• **PROBLEM**: Copy each line of the records that holds the string "xlabel".

- - -

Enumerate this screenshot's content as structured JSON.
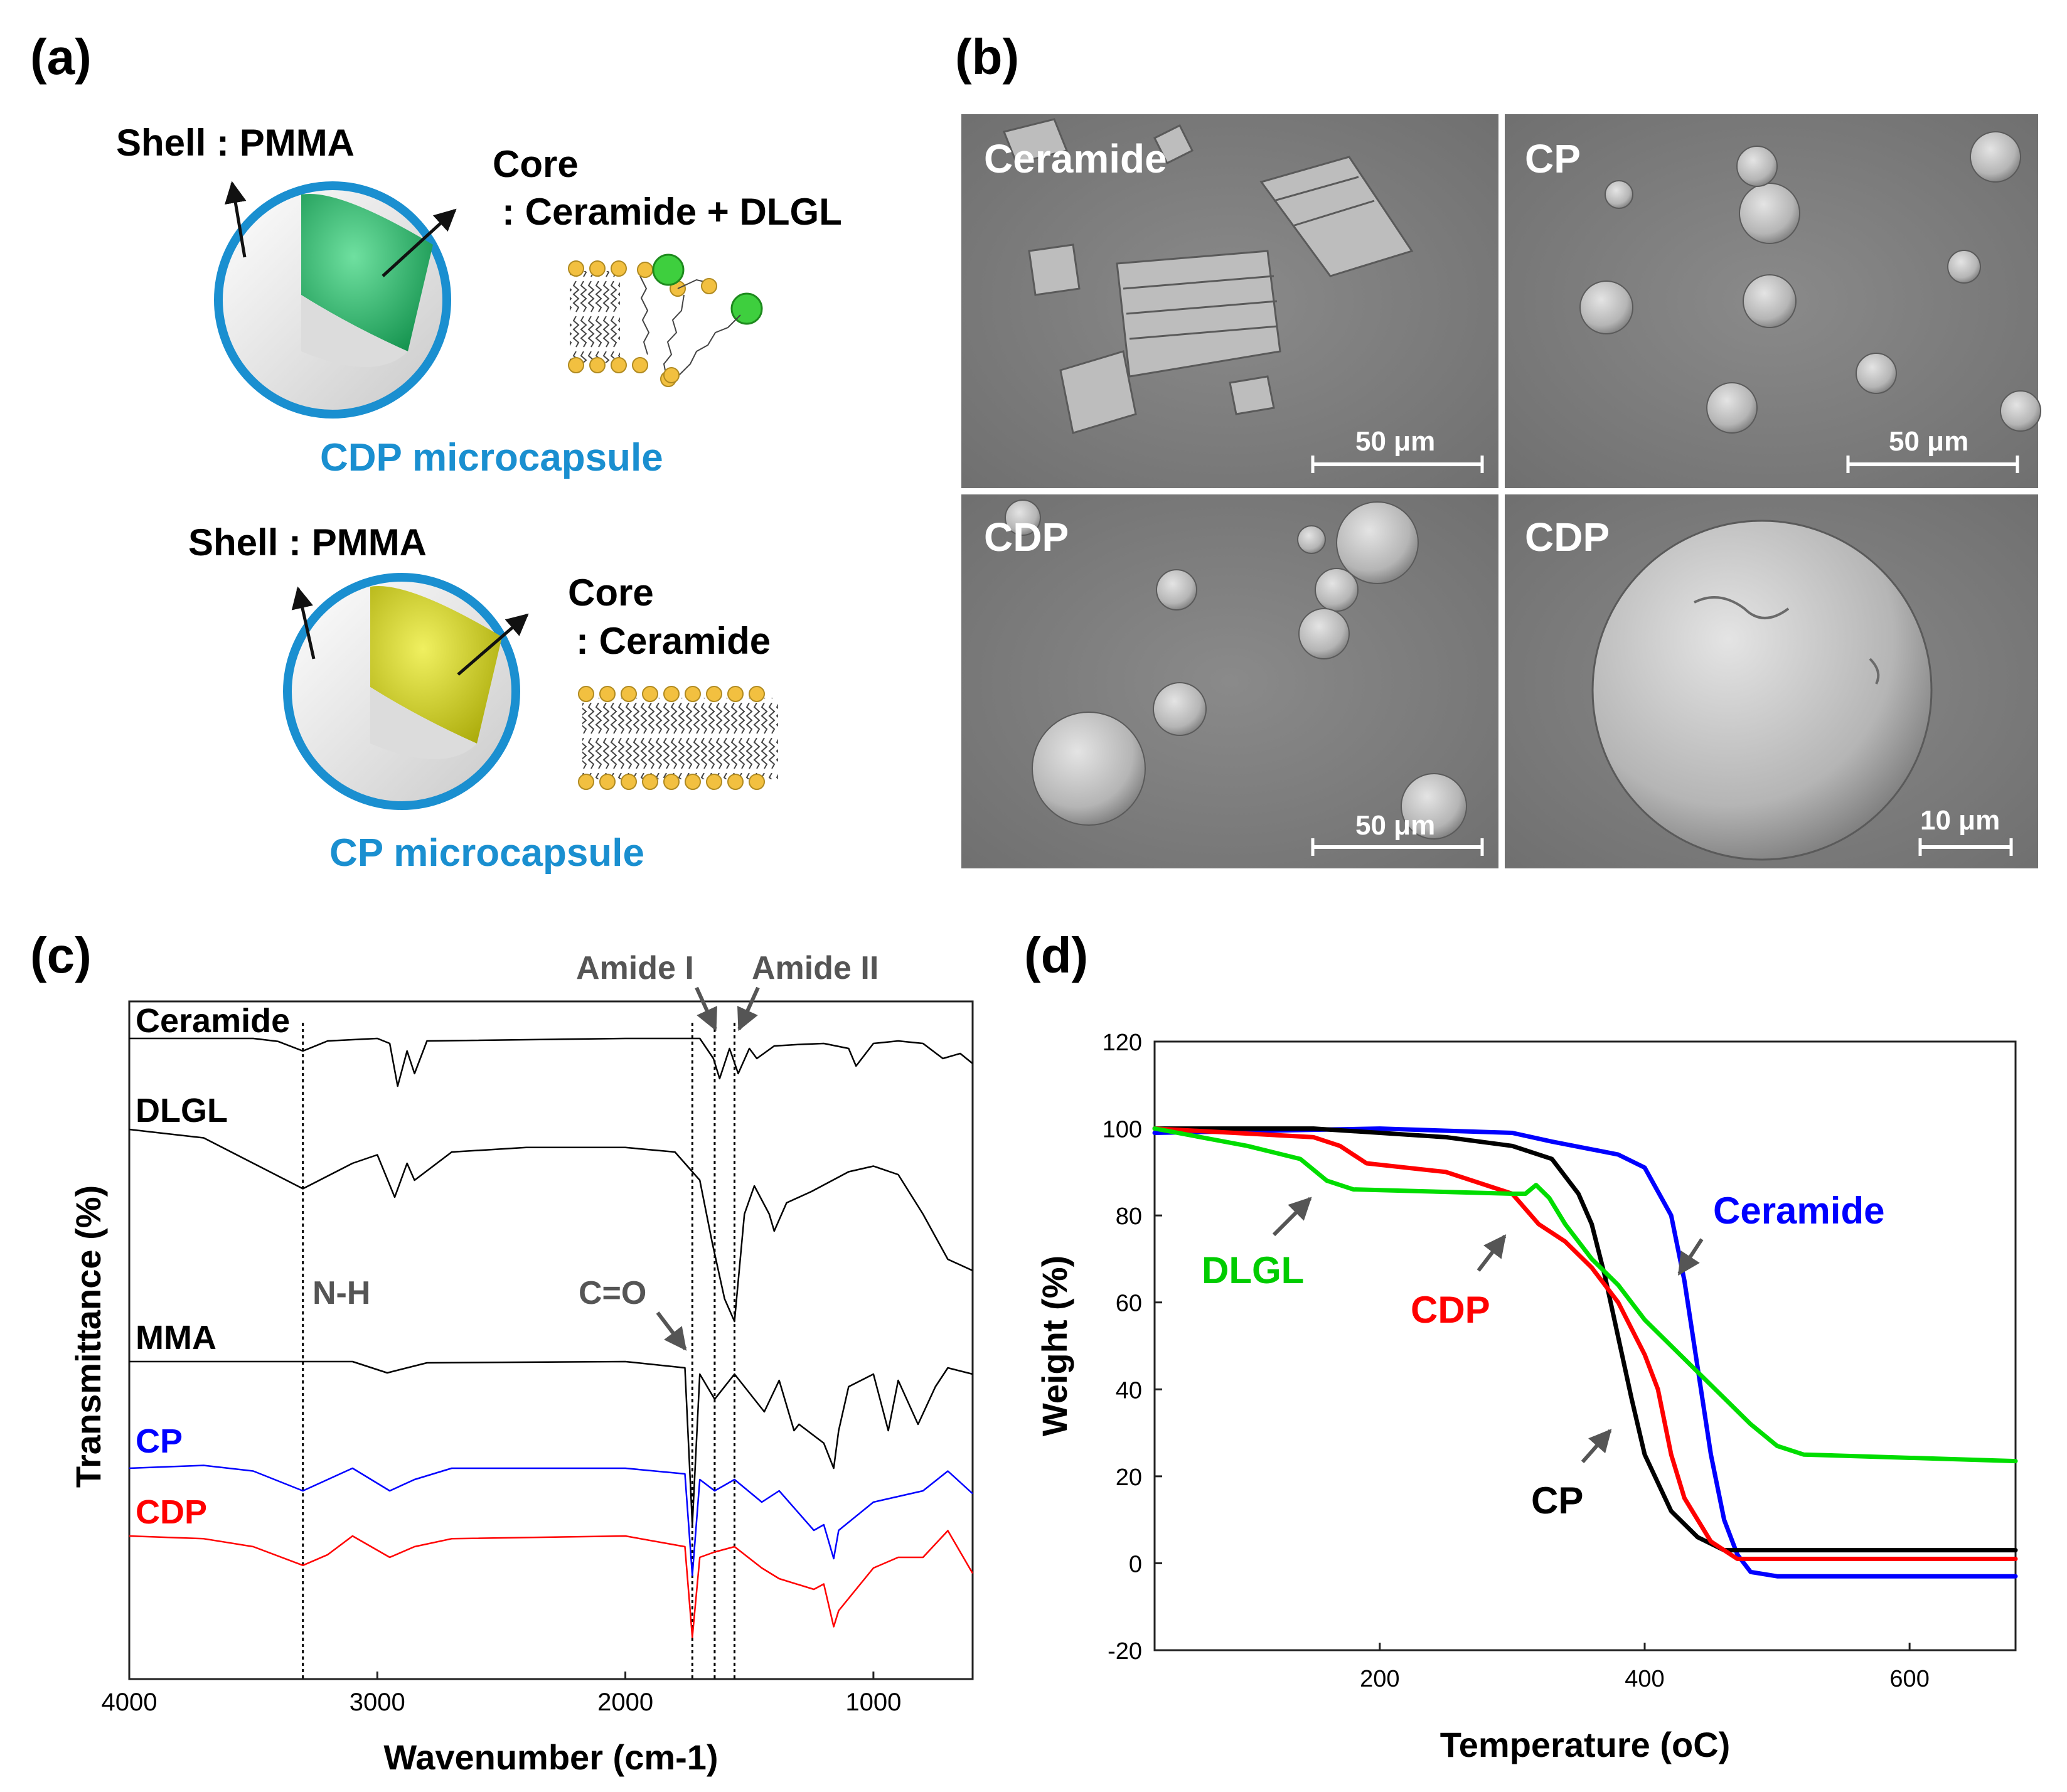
{
  "panels": {
    "a": {
      "label": "(a)",
      "cdp": {
        "shell": "Shell : PMMA",
        "core_title": "Core",
        "core_content": ": Ceramide + DLGL",
        "caption": "CDP microcapsule"
      },
      "cp": {
        "shell": "Shell : PMMA",
        "core_title": "Core",
        "core_content": ": Ceramide",
        "caption": "CP microcapsule"
      }
    },
    "b": {
      "label": "(b)",
      "images": [
        {
          "title": "Ceramide",
          "scale": "50 μm"
        },
        {
          "title": "CP",
          "scale": "50 μm"
        },
        {
          "title": "CDP",
          "scale": "50 μm"
        },
        {
          "title": "CDP",
          "scale": "10 μm"
        }
      ]
    },
    "c": {
      "label": "(c)",
      "annotations": {
        "amide1": "Amide I",
        "amide2": "Amide II",
        "nh": "N-H",
        "co": "C=O"
      }
    },
    "d": {
      "label": "(d)"
    }
  },
  "colors": {
    "accent_blue": "#1a8fd0",
    "ceramide": "#0000ff",
    "cp": "#000000",
    "cdp": "#ff0000",
    "dlgl": "#00dd00"
  },
  "chart_data": [
    {
      "id": "ftir",
      "type": "line",
      "xlabel": "Wavenumber (cm-1)",
      "ylabel": "Transmittance (%)",
      "xlim": [
        4000,
        600
      ],
      "xticks": [
        4000,
        3000,
        2000,
        1000
      ],
      "series": [
        {
          "name": "Ceramide",
          "color": "#000000",
          "points": [
            [
              4000,
              0
            ],
            [
              3500,
              0
            ],
            [
              3400,
              -6
            ],
            [
              3300,
              -25
            ],
            [
              3200,
              -5
            ],
            [
              3000,
              0
            ],
            [
              2950,
              -10
            ],
            [
              2918,
              -95
            ],
            [
              2880,
              -25
            ],
            [
              2850,
              -70
            ],
            [
              2800,
              -5
            ],
            [
              2000,
              0
            ],
            [
              1700,
              0
            ],
            [
              1645,
              -40
            ],
            [
              1620,
              -80
            ],
            [
              1580,
              -20
            ],
            [
              1545,
              -70
            ],
            [
              1500,
              -20
            ],
            [
              1470,
              -40
            ],
            [
              1400,
              -15
            ],
            [
              1300,
              -12
            ],
            [
              1200,
              -10
            ],
            [
              1100,
              -20
            ],
            [
              1070,
              -55
            ],
            [
              1000,
              -10
            ],
            [
              900,
              -5
            ],
            [
              800,
              -10
            ],
            [
              720,
              -40
            ],
            [
              650,
              -30
            ],
            [
              600,
              -50
            ]
          ]
        },
        {
          "name": "DLGL",
          "color": "#000000",
          "points": [
            [
              4000,
              0
            ],
            [
              3700,
              -15
            ],
            [
              3500,
              -60
            ],
            [
              3300,
              -105
            ],
            [
              3100,
              -60
            ],
            [
              3000,
              -45
            ],
            [
              2930,
              -120
            ],
            [
              2880,
              -60
            ],
            [
              2850,
              -90
            ],
            [
              2700,
              -40
            ],
            [
              2400,
              -32
            ],
            [
              2000,
              -32
            ],
            [
              1800,
              -40
            ],
            [
              1700,
              -90
            ],
            [
              1650,
              -200
            ],
            [
              1600,
              -300
            ],
            [
              1560,
              -340
            ],
            [
              1520,
              -150
            ],
            [
              1480,
              -100
            ],
            [
              1420,
              -150
            ],
            [
              1400,
              -180
            ],
            [
              1350,
              -130
            ],
            [
              1250,
              -110
            ],
            [
              1100,
              -75
            ],
            [
              1000,
              -65
            ],
            [
              900,
              -80
            ],
            [
              800,
              -150
            ],
            [
              700,
              -230
            ],
            [
              600,
              -250
            ]
          ]
        },
        {
          "name": "MMA",
          "color": "#000000",
          "points": [
            [
              4000,
              0
            ],
            [
              3100,
              0
            ],
            [
              2960,
              -18
            ],
            [
              2800,
              -2
            ],
            [
              2000,
              0
            ],
            [
              1760,
              -10
            ],
            [
              1730,
              -260
            ],
            [
              1700,
              -20
            ],
            [
              1640,
              -60
            ],
            [
              1560,
              -20
            ],
            [
              1440,
              -80
            ],
            [
              1380,
              -30
            ],
            [
              1320,
              -110
            ],
            [
              1300,
              -100
            ],
            [
              1200,
              -130
            ],
            [
              1160,
              -170
            ],
            [
              1140,
              -110
            ],
            [
              1100,
              -40
            ],
            [
              1000,
              -20
            ],
            [
              940,
              -110
            ],
            [
              900,
              -30
            ],
            [
              820,
              -100
            ],
            [
              750,
              -40
            ],
            [
              700,
              -10
            ],
            [
              600,
              -20
            ]
          ]
        },
        {
          "name": "CP",
          "color": "#0000ff",
          "points": [
            [
              4000,
              0
            ],
            [
              3700,
              5
            ],
            [
              3500,
              -5
            ],
            [
              3300,
              -40
            ],
            [
              3200,
              -20
            ],
            [
              3100,
              0
            ],
            [
              2950,
              -40
            ],
            [
              2850,
              -20
            ],
            [
              2700,
              0
            ],
            [
              2000,
              0
            ],
            [
              1760,
              -10
            ],
            [
              1730,
              -190
            ],
            [
              1700,
              -20
            ],
            [
              1640,
              -40
            ],
            [
              1560,
              -20
            ],
            [
              1450,
              -60
            ],
            [
              1380,
              -40
            ],
            [
              1240,
              -110
            ],
            [
              1200,
              -100
            ],
            [
              1160,
              -160
            ],
            [
              1140,
              -110
            ],
            [
              1000,
              -60
            ],
            [
              900,
              -50
            ],
            [
              800,
              -40
            ],
            [
              700,
              -5
            ],
            [
              600,
              -45
            ]
          ]
        },
        {
          "name": "CDP",
          "color": "#ff0000",
          "points": [
            [
              4000,
              0
            ],
            [
              3700,
              -5
            ],
            [
              3500,
              -20
            ],
            [
              3300,
              -55
            ],
            [
              3200,
              -35
            ],
            [
              3100,
              0
            ],
            [
              2950,
              -40
            ],
            [
              2850,
              -20
            ],
            [
              2700,
              -5
            ],
            [
              2000,
              0
            ],
            [
              1760,
              -20
            ],
            [
              1730,
              -190
            ],
            [
              1700,
              -40
            ],
            [
              1640,
              -30
            ],
            [
              1560,
              -20
            ],
            [
              1450,
              -60
            ],
            [
              1380,
              -80
            ],
            [
              1240,
              -100
            ],
            [
              1200,
              -90
            ],
            [
              1160,
              -170
            ],
            [
              1140,
              -140
            ],
            [
              1000,
              -60
            ],
            [
              900,
              -40
            ],
            [
              800,
              -40
            ],
            [
              700,
              10
            ],
            [
              600,
              -70
            ]
          ]
        }
      ]
    },
    {
      "id": "tga",
      "type": "line",
      "xlabel": "Temperature (oC)",
      "ylabel": "Weight (%)",
      "xlim": [
        30,
        680
      ],
      "ylim": [
        -20,
        120
      ],
      "xticks": [
        200,
        400,
        600
      ],
      "yticks": [
        -20,
        0,
        20,
        40,
        60,
        80,
        100,
        120
      ],
      "series": [
        {
          "name": "Ceramide",
          "color": "#0000ff",
          "points": [
            [
              30,
              99
            ],
            [
              200,
              100
            ],
            [
              300,
              99
            ],
            [
              330,
              97
            ],
            [
              380,
              94
            ],
            [
              400,
              91
            ],
            [
              420,
              80
            ],
            [
              430,
              65
            ],
            [
              440,
              45
            ],
            [
              450,
              25
            ],
            [
              460,
              10
            ],
            [
              470,
              2
            ],
            [
              480,
              -2
            ],
            [
              500,
              -3
            ],
            [
              680,
              -3
            ]
          ]
        },
        {
          "name": "CP",
          "color": "#000000",
          "points": [
            [
              30,
              100
            ],
            [
              150,
              100
            ],
            [
              250,
              98
            ],
            [
              300,
              96
            ],
            [
              330,
              93
            ],
            [
              350,
              85
            ],
            [
              360,
              78
            ],
            [
              370,
              66
            ],
            [
              380,
              52
            ],
            [
              390,
              38
            ],
            [
              400,
              25
            ],
            [
              420,
              12
            ],
            [
              440,
              6
            ],
            [
              460,
              3
            ],
            [
              680,
              3
            ]
          ]
        },
        {
          "name": "CDP",
          "color": "#ff0000",
          "points": [
            [
              30,
              100
            ],
            [
              150,
              98
            ],
            [
              170,
              96
            ],
            [
              190,
              92
            ],
            [
              250,
              90
            ],
            [
              300,
              85
            ],
            [
              320,
              78
            ],
            [
              340,
              74
            ],
            [
              360,
              68
            ],
            [
              380,
              60
            ],
            [
              400,
              48
            ],
            [
              410,
              40
            ],
            [
              420,
              25
            ],
            [
              430,
              15
            ],
            [
              450,
              5
            ],
            [
              470,
              1
            ],
            [
              680,
              1
            ]
          ]
        },
        {
          "name": "DLGL",
          "color": "#00dd00",
          "points": [
            [
              30,
              100
            ],
            [
              100,
              96
            ],
            [
              140,
              93
            ],
            [
              160,
              88
            ],
            [
              180,
              86
            ],
            [
              300,
              85
            ],
            [
              310,
              85
            ],
            [
              318,
              87
            ],
            [
              328,
              84
            ],
            [
              340,
              78
            ],
            [
              360,
              70
            ],
            [
              380,
              64
            ],
            [
              400,
              56
            ],
            [
              420,
              50
            ],
            [
              440,
              44
            ],
            [
              460,
              38
            ],
            [
              480,
              32
            ],
            [
              500,
              27
            ],
            [
              520,
              25
            ],
            [
              680,
              23.5
            ]
          ]
        }
      ],
      "labels": {
        "ceramide": "Ceramide",
        "dlgl": "DLGL",
        "cdp": "CDP",
        "cp": "CP"
      }
    }
  ]
}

- - -

• **ANSWER FOR THIS EXERCISE**:
      "xlabel": "Wavenumber (cm-1)",
      "xlabel": "Temperature (oC)",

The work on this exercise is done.